- **Description of the task**
Find every line in the records below that holds the word "JSON", and copy each one.

- **Dataset records**
☆ ☆ ☆ ☆ ☆ ☆ ☆

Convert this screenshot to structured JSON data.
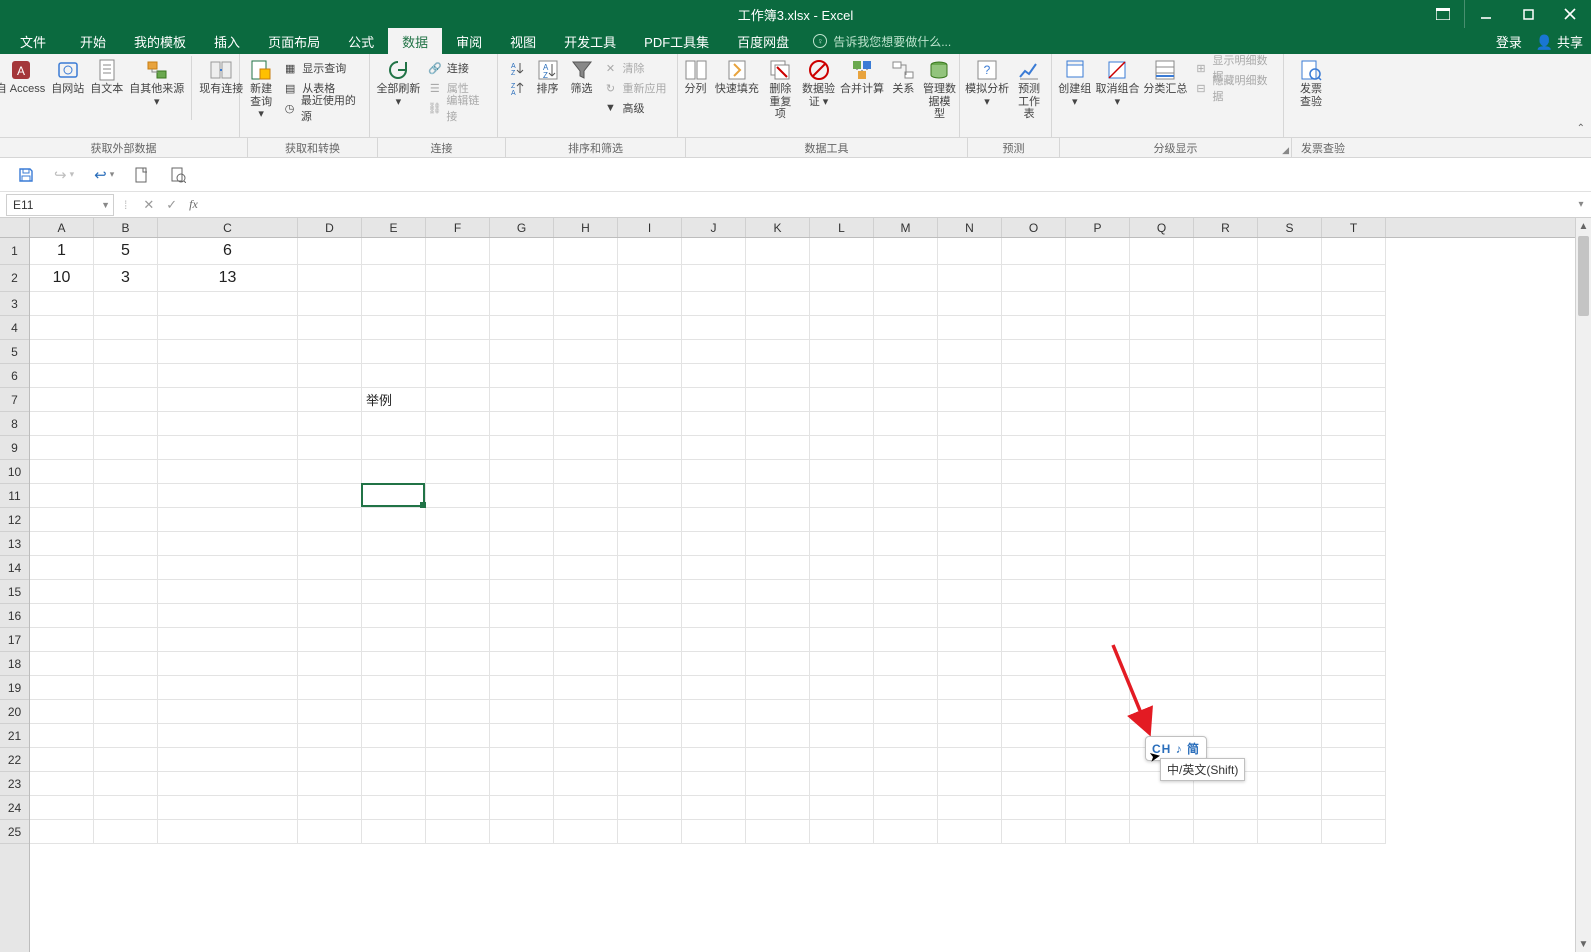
{
  "title": "工作簿3.xlsx - Excel",
  "tabs": {
    "file": "文件",
    "home": "开始",
    "mytpl": "我的模板",
    "insert": "插入",
    "layout": "页面布局",
    "formula": "公式",
    "data": "数据",
    "review": "审阅",
    "view": "视图",
    "dev": "开发工具",
    "pdf": "PDF工具集",
    "baidu": "百度网盘"
  },
  "tellme": "告诉我您想要做什么...",
  "account": {
    "login": "登录",
    "share": "共享"
  },
  "ribbon": {
    "ext": {
      "access": "自 Access",
      "web": "自网站",
      "text": "自文本",
      "other": "自其他来源",
      "existing": "现有连接"
    },
    "get": {
      "newq1": "新建",
      "newq2": "查询",
      "showq": "显示查询",
      "fromtbl": "从表格",
      "recent": "最近使用的源"
    },
    "conn": {
      "refresh": "全部刷新",
      "connections": "连接",
      "properties": "属性",
      "editlinks": "编辑链接"
    },
    "sort": {
      "sort": "排序",
      "filter": "筛选",
      "clear": "清除",
      "reapply": "重新应用",
      "advanced": "高级"
    },
    "tools": {
      "t2c": "分列",
      "flash": "快速填充",
      "dedup1": "删除",
      "dedup2": "重复项",
      "valid1": "数据验",
      "valid2": "证",
      "consol": "合并计算",
      "rel": "关系",
      "mdm1": "管理数",
      "mdm2": "据模型"
    },
    "forecast": {
      "what": "模拟分析",
      "fcst1": "预测",
      "fcst2": "工作表"
    },
    "outline": {
      "group": "创建组",
      "ungroup": "取消组合",
      "subtotal": "分类汇总",
      "showdet": "显示明细数据",
      "hidedet": "隐藏明细数据"
    },
    "invoice": {
      "l1": "发票",
      "l2": "查验"
    }
  },
  "groups": {
    "ext": "获取外部数据",
    "get": "获取和转换",
    "conn": "连接",
    "sort": "排序和筛选",
    "tools": "数据工具",
    "forecast": "预测",
    "outline": "分级显示",
    "invoice": "发票查验"
  },
  "namebox": "E11",
  "formula": "",
  "columns": [
    "A",
    "B",
    "C",
    "D",
    "E",
    "F",
    "G",
    "H",
    "I",
    "J",
    "K",
    "L",
    "M",
    "N",
    "O",
    "P",
    "Q",
    "R",
    "S",
    "T"
  ],
  "rows_shown": 25,
  "cells": {
    "A1": "1",
    "B1": "5",
    "C1": "6",
    "A2": "10",
    "B2": "3",
    "C2": "13",
    "E7": "举例"
  },
  "active_cell": "E11",
  "ime": {
    "badge": "CH ♪ 简",
    "tooltip": "中/英文(Shift)"
  }
}
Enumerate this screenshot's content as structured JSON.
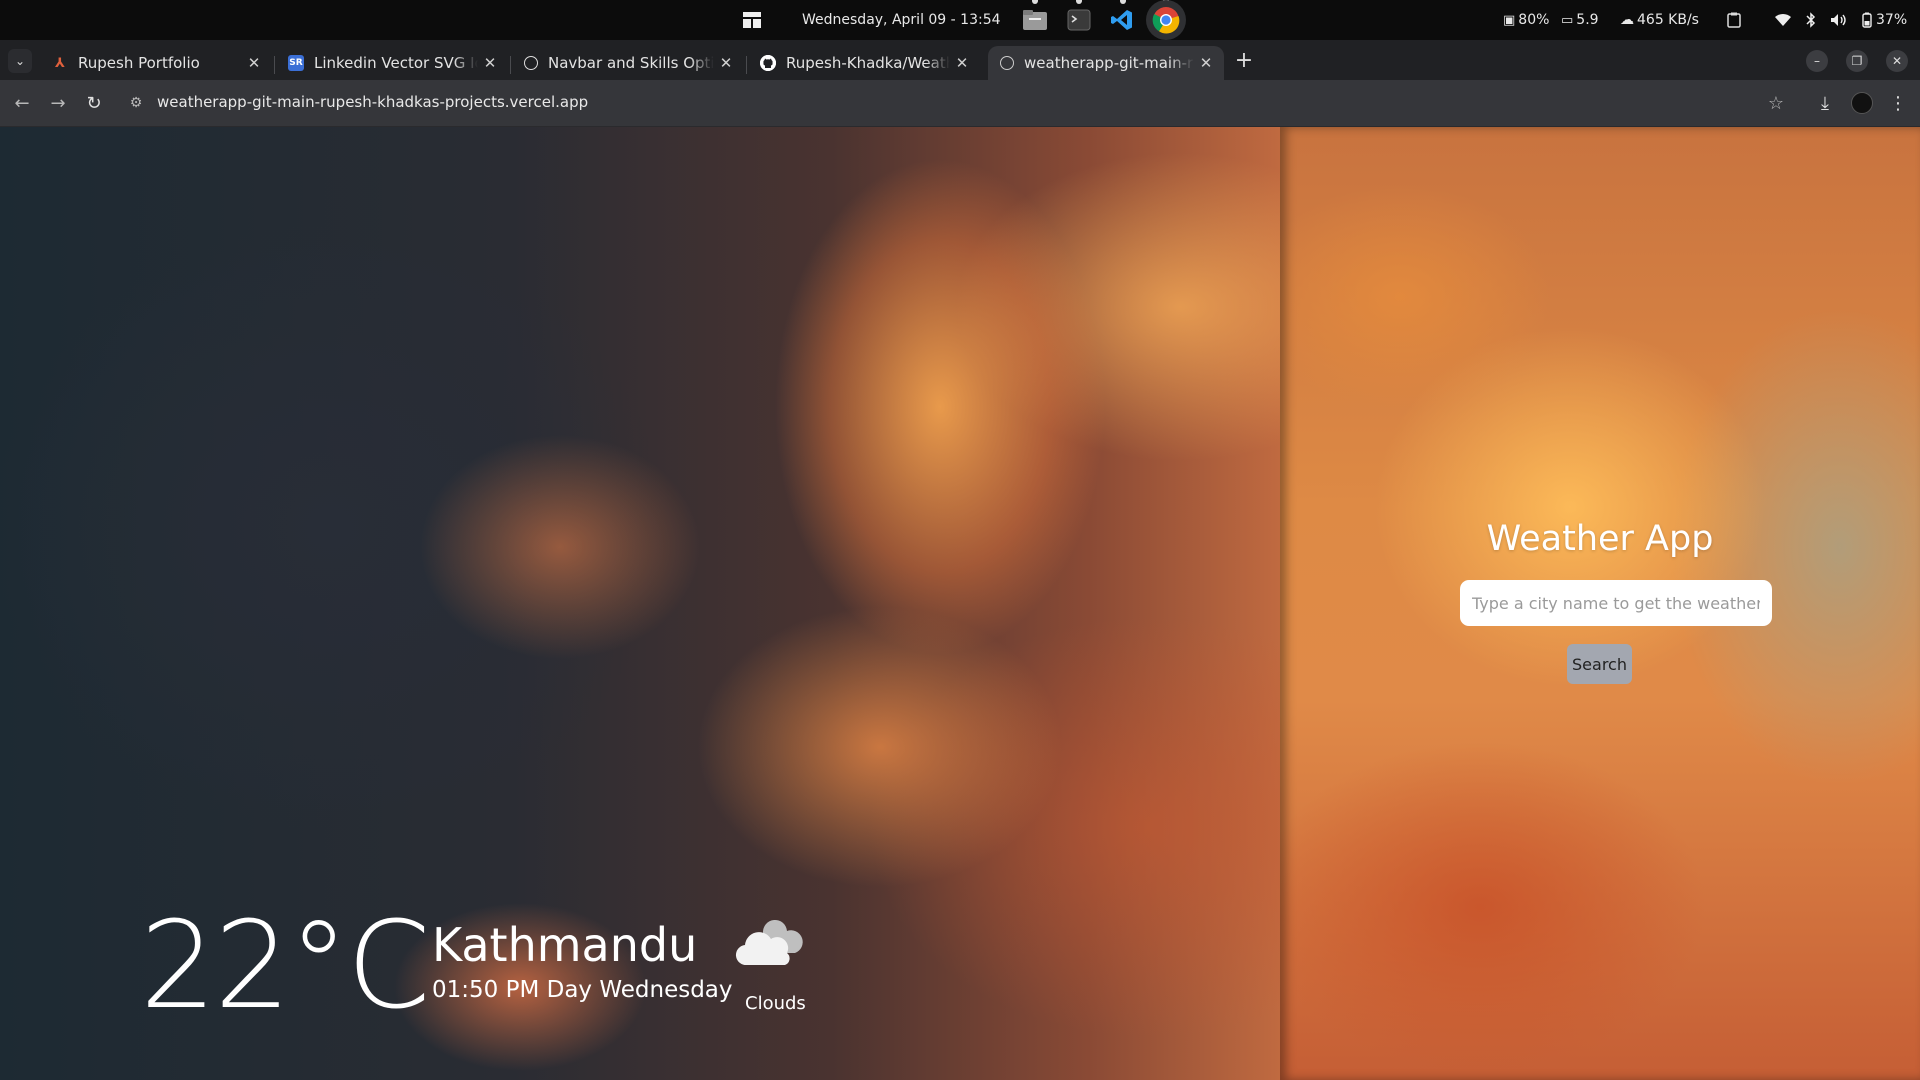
{
  "system_bar": {
    "datetime": "Wednesday, April 09 - 13:54",
    "cpu": "80%",
    "load": "5.9",
    "net": "465 KB/s",
    "battery": "37%",
    "icons": [
      "layout-icon",
      "files-icon",
      "terminal-icon",
      "vscode-icon",
      "chrome-icon",
      "cpu-icon",
      "monitor-icon",
      "cloud-upload-icon",
      "clipboard-icon",
      "wifi-icon",
      "bluetooth-icon",
      "volume-icon",
      "battery-icon"
    ]
  },
  "tabs": [
    {
      "title": "Rupesh Portfolio",
      "favicon": "portfolio-icon",
      "color": "#e0603c"
    },
    {
      "title": "Linkedin Vector SVG Icon",
      "favicon": "svgrepo-icon",
      "color": "#3b6fd6"
    },
    {
      "title": "Navbar and Skills Optimiz",
      "favicon": "openai-icon",
      "color": "#dddddd"
    },
    {
      "title": "Rupesh-Khadka/Weather",
      "favicon": "github-icon",
      "color": "#ffffff"
    },
    {
      "title": "weatherapp-git-main-rup",
      "favicon": "vercel-globe-icon",
      "color": "#cccccc",
      "active": true
    }
  ],
  "toolbar": {
    "url": "weatherapp-git-main-rupesh-khadkas-projects.vercel.app"
  },
  "app": {
    "title": "Weather App",
    "search_placeholder": "Type a city name to get the weather",
    "search_value": "",
    "search_button": "Search"
  },
  "weather": {
    "temperature": "22°C",
    "city": "Kathmandu",
    "datetime": "01:50 PM Day Wednesday",
    "condition": "Clouds",
    "condition_icon": "cloud-icon"
  },
  "colors": {
    "tab_strip": "#202124",
    "toolbar": "#35363a",
    "button": "#a3a7b0"
  }
}
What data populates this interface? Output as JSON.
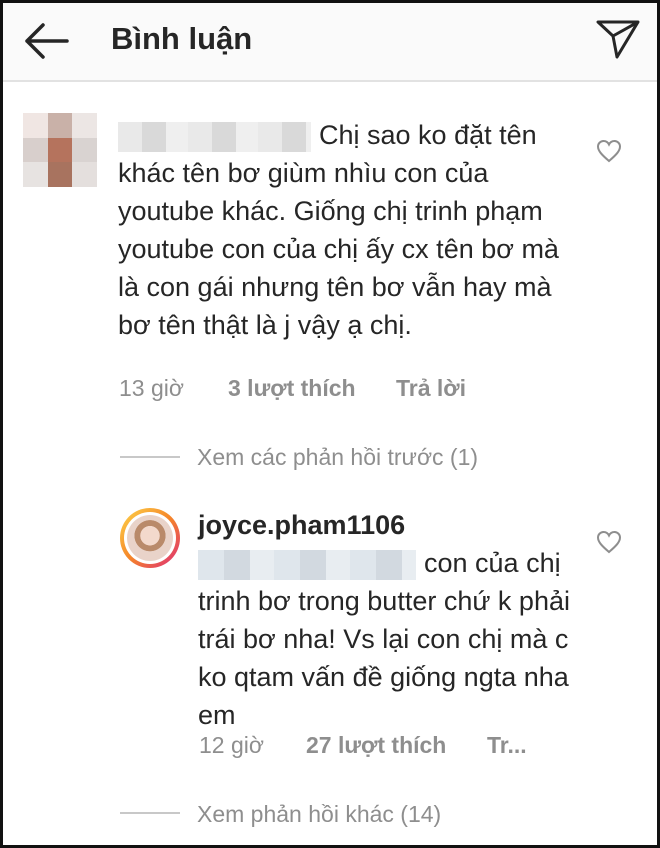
{
  "header": {
    "title": "Bình luận",
    "back_icon": "arrow-left-icon",
    "send_icon": "paper-plane-icon"
  },
  "comment": {
    "text": "Chị sao ko đặt tên khác tên bơ giùm nhìu con của youtube khác. Giống chị trinh phạm youtube con của chị ấy cx tên bơ mà là con gái nhưng tên bơ vẫn hay mà bơ tên thật là j vậy ạ chị.",
    "time": "13 giờ",
    "likes": "3 lượt thích",
    "reply_label": "Trả lời"
  },
  "view_previous_replies": "Xem các phản hồi trước (1)",
  "reply": {
    "username": "joyce.pham1106",
    "text": "con của chị trinh bơ trong butter chứ k phải trái bơ nha! Vs lại con chị mà c ko qtam vấn đề giống ngta nha em",
    "time": "12 giờ",
    "likes": "27 lượt thích",
    "reply_label": "Tr..."
  },
  "view_more_replies": "Xem phản hồi khác (14)",
  "colors": {
    "text_primary": "#262626",
    "text_secondary": "#8e8e8e",
    "header_bg": "#fafafa"
  }
}
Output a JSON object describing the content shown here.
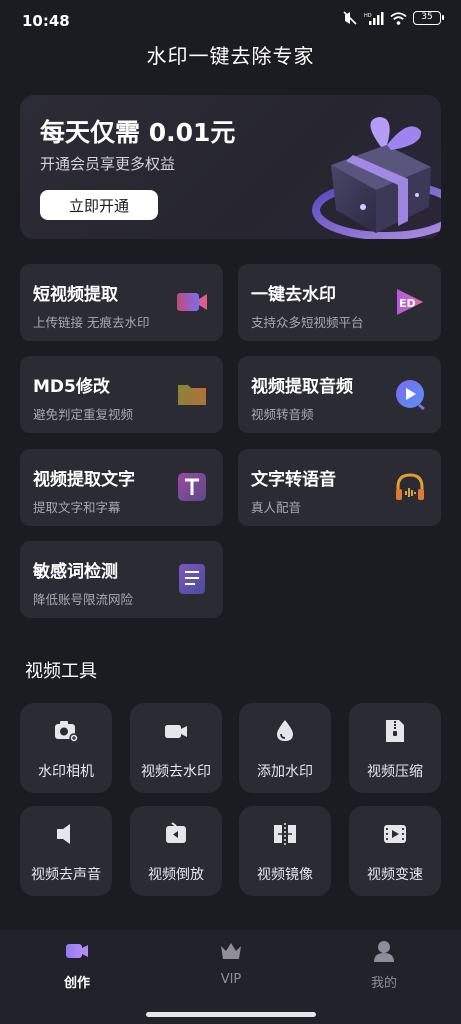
{
  "status_bar": {
    "time": "10:48",
    "battery": "35"
  },
  "app_title": "水印一键去除专家",
  "banner": {
    "title": "每天仅需 0.01元",
    "subtitle": "开通会员享更多权益",
    "button": "立即开通"
  },
  "features": [
    {
      "title": "短视频提取",
      "sub": "上传链接 无痕去水印",
      "icon": "video-camera-icon"
    },
    {
      "title": "一键去水印",
      "sub": "支持众多短视频平台",
      "icon": "play-badge-icon"
    },
    {
      "title": "MD5修改",
      "sub": "避免判定重复视频",
      "icon": "folder-icon"
    },
    {
      "title": "视频提取音频",
      "sub": "视频转音频",
      "icon": "audio-play-icon"
    },
    {
      "title": "视频提取文字",
      "sub": "提取文字和字幕",
      "icon": "text-t-icon"
    },
    {
      "title": "文字转语音",
      "sub": "真人配音",
      "icon": "headphones-icon"
    },
    {
      "title": "敏感词检测",
      "sub": "降低账号限流网险",
      "icon": "document-lines-icon"
    }
  ],
  "tools_section_title": "视频工具",
  "tools": [
    {
      "label": "水印相机",
      "icon": "camera-icon"
    },
    {
      "label": "视频去水印",
      "icon": "video-icon"
    },
    {
      "label": "添加水印",
      "icon": "droplet-icon"
    },
    {
      "label": "视频压缩",
      "icon": "zip-file-icon"
    },
    {
      "label": "视频去声音",
      "icon": "speaker-icon"
    },
    {
      "label": "视频倒放",
      "icon": "rewind-icon"
    },
    {
      "label": "视频镜像",
      "icon": "mirror-icon"
    },
    {
      "label": "视频变速",
      "icon": "film-speed-icon"
    }
  ],
  "nav": [
    {
      "label": "创作",
      "icon": "create-video-icon",
      "active": true
    },
    {
      "label": "VIP",
      "icon": "crown-icon",
      "active": false
    },
    {
      "label": "我的",
      "icon": "profile-icon",
      "active": false
    }
  ],
  "colors": {
    "background": "#1b1b22",
    "card": "#2b2b33",
    "accent": "#8f7cf5"
  }
}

☆ ☆ ☆ ☆ ☆ ☆ ☆

- **Full output**
Convert this screenshot to structured JSON data.
Enumerate this screenshot's content as structured JSON.
What data populates this interface? Output as JSON.
Output a JSON object describing the content shown here.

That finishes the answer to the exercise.